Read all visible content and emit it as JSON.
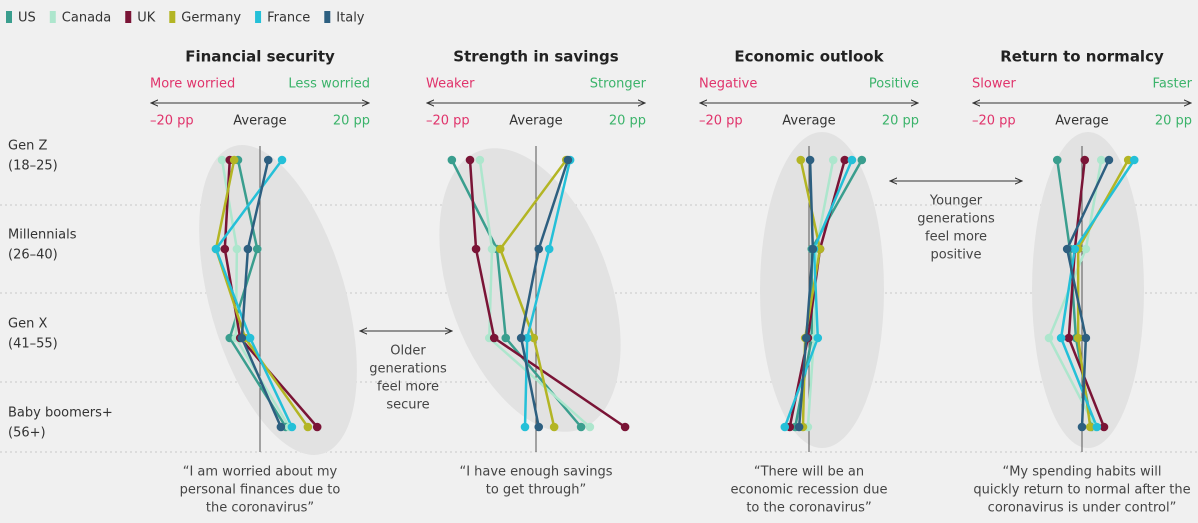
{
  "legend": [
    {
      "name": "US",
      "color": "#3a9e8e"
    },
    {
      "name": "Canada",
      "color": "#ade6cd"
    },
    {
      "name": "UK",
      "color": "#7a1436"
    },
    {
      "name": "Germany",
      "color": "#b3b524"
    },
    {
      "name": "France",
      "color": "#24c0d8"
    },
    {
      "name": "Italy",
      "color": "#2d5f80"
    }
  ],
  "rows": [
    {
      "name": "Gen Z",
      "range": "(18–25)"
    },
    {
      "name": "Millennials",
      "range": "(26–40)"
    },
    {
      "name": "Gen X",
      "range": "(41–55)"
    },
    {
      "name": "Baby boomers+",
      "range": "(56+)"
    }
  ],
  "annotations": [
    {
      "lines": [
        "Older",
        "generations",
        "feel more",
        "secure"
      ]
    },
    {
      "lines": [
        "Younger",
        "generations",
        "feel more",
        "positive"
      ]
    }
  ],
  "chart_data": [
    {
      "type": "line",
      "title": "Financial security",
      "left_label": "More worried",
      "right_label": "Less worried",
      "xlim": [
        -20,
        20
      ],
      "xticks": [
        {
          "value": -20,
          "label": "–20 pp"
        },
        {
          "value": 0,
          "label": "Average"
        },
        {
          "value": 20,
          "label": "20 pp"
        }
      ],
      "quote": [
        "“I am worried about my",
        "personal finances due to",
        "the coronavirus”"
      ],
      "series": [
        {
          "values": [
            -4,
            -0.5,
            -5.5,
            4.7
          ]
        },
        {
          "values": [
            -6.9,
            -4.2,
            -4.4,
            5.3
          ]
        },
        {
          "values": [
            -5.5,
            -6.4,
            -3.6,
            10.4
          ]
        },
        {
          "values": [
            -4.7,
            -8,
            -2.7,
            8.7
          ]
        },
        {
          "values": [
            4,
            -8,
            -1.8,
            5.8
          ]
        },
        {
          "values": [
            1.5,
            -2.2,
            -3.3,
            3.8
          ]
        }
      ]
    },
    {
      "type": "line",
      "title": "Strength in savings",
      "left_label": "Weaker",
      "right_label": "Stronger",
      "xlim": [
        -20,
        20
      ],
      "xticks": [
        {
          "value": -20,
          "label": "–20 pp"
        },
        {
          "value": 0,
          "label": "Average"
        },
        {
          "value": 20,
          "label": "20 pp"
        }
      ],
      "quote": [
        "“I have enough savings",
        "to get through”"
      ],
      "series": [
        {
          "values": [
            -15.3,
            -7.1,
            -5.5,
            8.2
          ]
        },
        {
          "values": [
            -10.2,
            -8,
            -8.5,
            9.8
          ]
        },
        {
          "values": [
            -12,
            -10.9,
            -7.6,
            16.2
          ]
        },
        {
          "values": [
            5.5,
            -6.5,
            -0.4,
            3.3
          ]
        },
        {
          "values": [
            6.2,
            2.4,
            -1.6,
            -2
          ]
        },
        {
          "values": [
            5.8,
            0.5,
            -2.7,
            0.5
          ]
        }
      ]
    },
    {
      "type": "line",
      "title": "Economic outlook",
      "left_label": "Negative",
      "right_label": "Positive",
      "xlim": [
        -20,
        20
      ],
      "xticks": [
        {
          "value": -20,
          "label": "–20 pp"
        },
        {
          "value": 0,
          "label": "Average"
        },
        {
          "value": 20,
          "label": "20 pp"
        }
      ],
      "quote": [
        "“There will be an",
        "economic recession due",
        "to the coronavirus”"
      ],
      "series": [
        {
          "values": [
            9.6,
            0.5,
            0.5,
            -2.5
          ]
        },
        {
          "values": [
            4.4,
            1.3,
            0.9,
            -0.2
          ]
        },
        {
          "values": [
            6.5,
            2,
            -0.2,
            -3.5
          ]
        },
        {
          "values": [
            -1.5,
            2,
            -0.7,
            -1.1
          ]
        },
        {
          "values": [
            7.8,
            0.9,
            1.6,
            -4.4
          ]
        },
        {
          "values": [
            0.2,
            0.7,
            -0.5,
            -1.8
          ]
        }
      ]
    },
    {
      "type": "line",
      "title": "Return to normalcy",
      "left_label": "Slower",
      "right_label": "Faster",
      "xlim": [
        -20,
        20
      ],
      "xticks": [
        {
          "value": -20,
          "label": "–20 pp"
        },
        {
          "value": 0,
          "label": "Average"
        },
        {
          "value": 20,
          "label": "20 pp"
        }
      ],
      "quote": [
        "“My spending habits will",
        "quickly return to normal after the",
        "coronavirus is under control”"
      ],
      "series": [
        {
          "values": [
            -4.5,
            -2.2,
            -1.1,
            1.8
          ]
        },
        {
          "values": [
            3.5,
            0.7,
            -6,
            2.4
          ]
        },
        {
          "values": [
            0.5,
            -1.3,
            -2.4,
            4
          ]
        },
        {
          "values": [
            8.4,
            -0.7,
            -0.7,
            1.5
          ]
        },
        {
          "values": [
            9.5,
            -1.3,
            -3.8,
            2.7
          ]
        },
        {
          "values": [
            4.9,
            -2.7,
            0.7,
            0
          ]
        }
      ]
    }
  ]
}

--*--

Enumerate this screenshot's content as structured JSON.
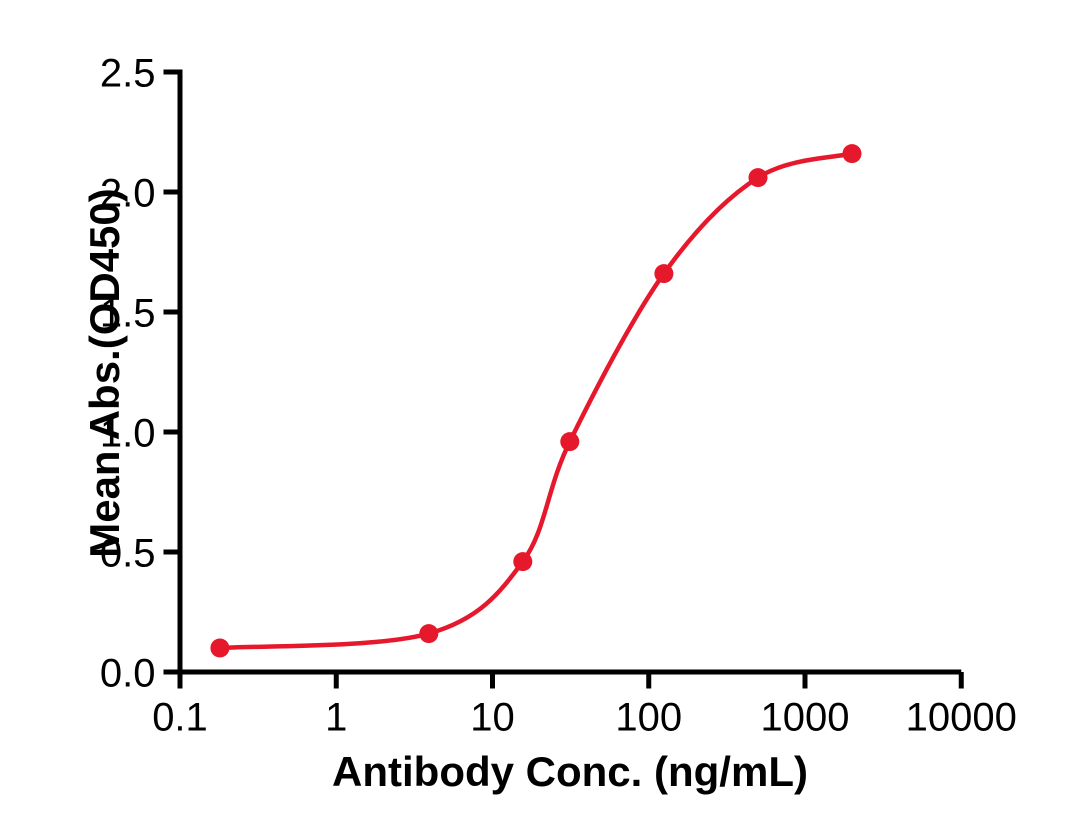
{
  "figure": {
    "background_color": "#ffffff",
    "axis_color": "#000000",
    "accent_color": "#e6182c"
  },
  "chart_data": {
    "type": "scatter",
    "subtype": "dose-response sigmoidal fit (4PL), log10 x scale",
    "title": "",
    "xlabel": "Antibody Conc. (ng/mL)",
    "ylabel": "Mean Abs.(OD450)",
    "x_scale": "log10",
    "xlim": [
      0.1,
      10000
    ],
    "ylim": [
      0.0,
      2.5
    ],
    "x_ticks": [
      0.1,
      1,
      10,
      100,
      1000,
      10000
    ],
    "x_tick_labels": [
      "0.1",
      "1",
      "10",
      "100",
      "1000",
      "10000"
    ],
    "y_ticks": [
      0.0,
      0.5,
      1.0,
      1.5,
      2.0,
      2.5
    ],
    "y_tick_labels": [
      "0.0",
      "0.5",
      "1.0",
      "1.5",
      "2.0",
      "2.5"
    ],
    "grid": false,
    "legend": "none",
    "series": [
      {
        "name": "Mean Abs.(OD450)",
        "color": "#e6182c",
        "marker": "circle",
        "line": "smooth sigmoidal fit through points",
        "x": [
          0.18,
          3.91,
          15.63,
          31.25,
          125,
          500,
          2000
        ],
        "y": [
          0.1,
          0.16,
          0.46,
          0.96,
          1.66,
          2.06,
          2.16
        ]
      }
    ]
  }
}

--*--

--- WORK INSTRUCTIONS ---
Scan each line above for the string "worried". Give the tally and nothing else.

--- FINAL ANSWER ---
3